Supplied information:
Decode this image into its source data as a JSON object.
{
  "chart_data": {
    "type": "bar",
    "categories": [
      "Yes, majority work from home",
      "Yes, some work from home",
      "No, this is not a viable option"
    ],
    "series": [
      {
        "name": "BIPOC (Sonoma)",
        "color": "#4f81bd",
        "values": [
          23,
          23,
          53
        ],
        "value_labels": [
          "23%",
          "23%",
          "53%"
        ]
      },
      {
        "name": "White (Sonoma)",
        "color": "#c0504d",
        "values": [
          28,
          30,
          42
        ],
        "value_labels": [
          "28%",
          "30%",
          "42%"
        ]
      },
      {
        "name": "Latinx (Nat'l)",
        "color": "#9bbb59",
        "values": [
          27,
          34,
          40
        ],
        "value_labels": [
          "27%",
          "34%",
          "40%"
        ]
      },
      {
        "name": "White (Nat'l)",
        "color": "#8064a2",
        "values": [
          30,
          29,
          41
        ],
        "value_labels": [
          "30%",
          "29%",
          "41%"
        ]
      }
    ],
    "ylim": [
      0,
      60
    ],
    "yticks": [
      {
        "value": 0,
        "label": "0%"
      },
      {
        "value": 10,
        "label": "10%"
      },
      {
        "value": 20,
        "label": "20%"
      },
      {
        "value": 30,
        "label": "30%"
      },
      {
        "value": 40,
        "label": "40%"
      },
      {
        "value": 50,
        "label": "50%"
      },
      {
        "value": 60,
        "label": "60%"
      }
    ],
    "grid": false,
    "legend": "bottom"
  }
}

Given problem: Select and copy every line of the material that holds the string "this".

Task output:
Decode this image into its source data as a JSON object.
      "No, this is not a viable option"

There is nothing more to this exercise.